TO BE DONE:
In full and without deviation, write out the entries that follow.

THE DATA:
▬▬▬▬▬▬

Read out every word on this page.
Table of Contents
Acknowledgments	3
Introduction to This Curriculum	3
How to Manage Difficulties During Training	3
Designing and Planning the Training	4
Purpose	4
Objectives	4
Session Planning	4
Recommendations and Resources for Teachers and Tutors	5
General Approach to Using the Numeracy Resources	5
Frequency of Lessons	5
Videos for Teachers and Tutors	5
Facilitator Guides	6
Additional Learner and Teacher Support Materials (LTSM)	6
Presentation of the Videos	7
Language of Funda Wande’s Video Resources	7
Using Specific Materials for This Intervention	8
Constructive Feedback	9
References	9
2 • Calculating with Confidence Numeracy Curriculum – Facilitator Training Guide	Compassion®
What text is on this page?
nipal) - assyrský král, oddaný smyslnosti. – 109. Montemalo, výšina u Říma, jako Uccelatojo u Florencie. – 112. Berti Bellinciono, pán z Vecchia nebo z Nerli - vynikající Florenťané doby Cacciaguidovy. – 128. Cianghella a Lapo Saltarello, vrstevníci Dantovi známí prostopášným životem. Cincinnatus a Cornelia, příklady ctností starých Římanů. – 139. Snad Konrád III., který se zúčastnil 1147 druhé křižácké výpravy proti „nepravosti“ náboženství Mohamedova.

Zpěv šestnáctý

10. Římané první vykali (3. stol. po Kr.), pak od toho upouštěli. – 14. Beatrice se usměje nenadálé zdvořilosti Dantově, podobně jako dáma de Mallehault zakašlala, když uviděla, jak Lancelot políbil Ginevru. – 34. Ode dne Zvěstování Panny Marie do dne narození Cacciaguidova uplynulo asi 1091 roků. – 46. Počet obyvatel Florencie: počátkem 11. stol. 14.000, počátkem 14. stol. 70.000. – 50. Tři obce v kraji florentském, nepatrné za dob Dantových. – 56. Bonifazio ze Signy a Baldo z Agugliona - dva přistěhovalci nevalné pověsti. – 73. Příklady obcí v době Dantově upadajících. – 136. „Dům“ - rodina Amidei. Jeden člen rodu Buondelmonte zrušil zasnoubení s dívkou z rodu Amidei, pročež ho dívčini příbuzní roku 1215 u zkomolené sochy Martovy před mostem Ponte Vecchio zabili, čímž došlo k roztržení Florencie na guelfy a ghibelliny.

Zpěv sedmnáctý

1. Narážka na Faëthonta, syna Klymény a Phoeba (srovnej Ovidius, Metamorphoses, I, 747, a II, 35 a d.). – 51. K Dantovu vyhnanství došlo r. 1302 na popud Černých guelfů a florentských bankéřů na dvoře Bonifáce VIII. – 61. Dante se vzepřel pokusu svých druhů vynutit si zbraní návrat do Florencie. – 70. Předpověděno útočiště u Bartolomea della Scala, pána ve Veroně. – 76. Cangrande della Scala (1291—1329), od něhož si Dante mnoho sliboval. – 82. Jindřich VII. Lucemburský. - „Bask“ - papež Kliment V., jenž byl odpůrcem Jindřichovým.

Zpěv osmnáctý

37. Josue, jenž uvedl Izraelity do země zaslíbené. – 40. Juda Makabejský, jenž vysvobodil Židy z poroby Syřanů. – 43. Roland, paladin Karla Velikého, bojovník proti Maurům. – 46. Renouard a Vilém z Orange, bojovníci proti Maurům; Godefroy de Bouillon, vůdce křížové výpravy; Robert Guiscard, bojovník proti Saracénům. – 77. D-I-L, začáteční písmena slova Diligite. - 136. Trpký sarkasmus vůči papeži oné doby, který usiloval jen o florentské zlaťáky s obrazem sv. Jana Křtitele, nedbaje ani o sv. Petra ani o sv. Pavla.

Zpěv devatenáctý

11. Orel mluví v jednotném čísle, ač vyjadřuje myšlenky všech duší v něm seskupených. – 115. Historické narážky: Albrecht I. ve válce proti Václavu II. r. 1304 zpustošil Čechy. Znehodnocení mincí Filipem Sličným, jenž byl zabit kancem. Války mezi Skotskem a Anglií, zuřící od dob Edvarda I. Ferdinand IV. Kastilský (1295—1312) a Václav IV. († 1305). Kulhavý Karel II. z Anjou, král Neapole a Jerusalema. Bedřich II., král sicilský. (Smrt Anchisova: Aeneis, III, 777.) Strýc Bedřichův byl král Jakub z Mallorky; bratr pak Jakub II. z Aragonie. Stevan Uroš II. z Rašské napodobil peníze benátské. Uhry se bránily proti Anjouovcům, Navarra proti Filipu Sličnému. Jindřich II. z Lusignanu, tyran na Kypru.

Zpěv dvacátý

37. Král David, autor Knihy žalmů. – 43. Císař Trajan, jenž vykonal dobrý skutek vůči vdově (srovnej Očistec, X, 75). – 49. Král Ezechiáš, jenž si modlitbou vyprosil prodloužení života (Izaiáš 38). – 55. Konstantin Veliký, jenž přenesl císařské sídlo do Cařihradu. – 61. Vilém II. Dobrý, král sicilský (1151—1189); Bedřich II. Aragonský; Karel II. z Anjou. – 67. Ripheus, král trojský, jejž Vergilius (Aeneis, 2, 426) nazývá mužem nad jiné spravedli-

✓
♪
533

▬▬▬▬▬▬

CORRECT RESPONSE:
Read out every word on this page.
Table of Contents
Acknowledgments	3
Introduction to This Curriculum	3
How to Manage Difficulties During Training	3
Designing and Planning the Training	4
Purpose	4
Objectives	4
Session Planning	4
Recommendations and Resources for Teachers and Tutors	5
General Approach to Using the Numeracy Resources	5
Frequency of Lessons	5
Videos for Teachers and Tutors	5
Facilitator Guides	6
Additional Learner and Teacher Support Materials (LTSM)	6
Presentation of the Videos	7
Language of Funda Wande’s Video Resources	7
Using Specific Materials for This Intervention	8
Constructive Feedback	9
References	9
2 • Calculating with Confidence Numeracy Curriculum – Facilitator Training Guide	Compassion®
What text is on this page?
nipal) - assyrský král, oddaný smyslnosti. – 109. Montemalo, výšina u Říma, jako Uccelatojo u Florencie. – 112. Berti Bellinciono, pán z Vecchia nebo z Nerli - vynikající Florenťané doby Cacciaguidovy. – 128. Cianghella a Lapo Saltarello, vrstevníci Dantovi známí prostopášným životem. Cincinnatus a Cornelia, příklady ctností starých Římanů. – 139. Snad Konrád III., který se zúčastnil 1147 druhé křižácké výpravy proti „nepravosti“ náboženství Mohamedova.

Zpěv šestnáctý

10. Římané první vykali (3. stol. po Kr.), pak od toho upouštěli. – 14. Beatrice se usměje nenadálé zdvořilosti Dantově, podobně jako dáma de Mallehault zakašlala, když uviděla, jak Lancelot políbil Ginevru. – 34. Ode dne Zvěstování Panny Marie do dne narození Cacciaguidova uplynulo asi 1091 roků. – 46. Počet obyvatel Florencie: počátkem 11. stol. 14.000, počátkem 14. stol. 70.000. – 50. Tři obce v kraji florentském, nepatrné za dob Dantových. – 56. Bonifazio ze Signy a Baldo z Agugliona - dva přistěhovalci nevalné pověsti. – 73. Příklady obcí v době Dantově upadajících. – 136. „Dům“ - rodina Amidei. Jeden člen rodu Buondelmonte zrušil zasnoubení s dívkou z rodu Amidei, pročež ho dívčini příbuzní roku 1215 u zkomolené sochy Martovy před mostem Ponte Vecchio zabili, čímž došlo k roztržení Florencie na guelfy a ghibelliny.

Zpěv sedmnáctý

1. Narážka na Faëthonta, syna Klymény a Phoeba (srovnej Ovidius, Metamorphoses, I, 747, a II, 35 a d.). – 51. K Dantovu vyhnanství došlo r. 1302 na popud Černých guelfů a florentských bankéřů na dvoře Bonifáce VIII. – 61. Dante se vzepřel pokusu svých druhů vynutit si zbraní návrat do Florencie. – 70. Předpověděno útočiště u Bartolomea della Scala, pána ve Veroně. – 76. Cangrande della Scala (1291—1329), od něhož si Dante mnoho sliboval. – 82. Jindřich VII. Lucemburský. - „Bask“ - papež Kliment V., jenž byl odpůrcem Jindřichovým.

Zpěv osmnáctý

37. Josue, jenž uvedl Izraelity do země zaslíbené. – 40. Juda Makabejský, jenž vysvobodil Židy z poroby Syřanů. – 43. Roland, paladin Karla Velikého, bojovník proti Maurům. – 46. Renouard a Vilém z Orange, bojovníci proti Maurům; Godefroy de Bouillon, vůdce křížové výpravy; Robert Guiscard, bojovník proti Saracénům. – 77. D-I-L, začáteční písmena slova Diligite. - 136. Trpký sarkasmus vůči papeži oné doby, který usiloval jen o florentské zlaťáky s obrazem sv. Jana Křtitele, nedbaje ani o sv. Petra ani o sv. Pavla.

Zpěv devatenáctý

11. Orel mluví v jednotném čísle, ač vyjadřuje myšlenky všech duší v něm seskupených. – 115. Historické narážky: Albrecht I. ve válce proti Václavu II. r. 1304 zpustošil Čechy. Znehodnocení mincí Filipem Sličným, jenž byl zabit kancem. Války mezi Skotskem a Anglií, zuřící od dob Edvarda I. Ferdinand IV. Kastilský (1295—1312) a Václav IV. († 1305). Kulhavý Karel II. z Anjou, král Neapole a Jerusalema. Bedřich II., král sicilský. (Smrt Anchisova: Aeneis, III, 777.) Strýc Bedřichův byl král Jakub z Mallorky; bratr pak Jakub II. z Aragonie. Stevan Uroš II. z Rašské napodobil peníze benátské. Uhry se bránily proti Anjouovcům, Navarra proti Filipu Sličnému. Jindřich II. z Lusignanu, tyran na Kypru.

Zpěv dvacátý

37. Král David, autor Knihy žalmů. – 43. Císař Trajan, jenž vykonal dobrý skutek vůči vdově (srovnej Očistec, X, 75). – 49. Král Ezechiáš, jenž si modlitbou vyprosil prodloužení života (Izaiáš 38). – 55. Konstantin Veliký, jenž přenesl císařské sídlo do Cařihradu. – 61. Vilém II. Dobrý, král sicilský (1151—1189); Bedřich II. Aragonský; Karel II. z Anjou. – 67. Ripheus, král trojský, jejž Vergilius (Aeneis, 2, 426) nazývá mužem nad jiné spravedli-

✓
♪
533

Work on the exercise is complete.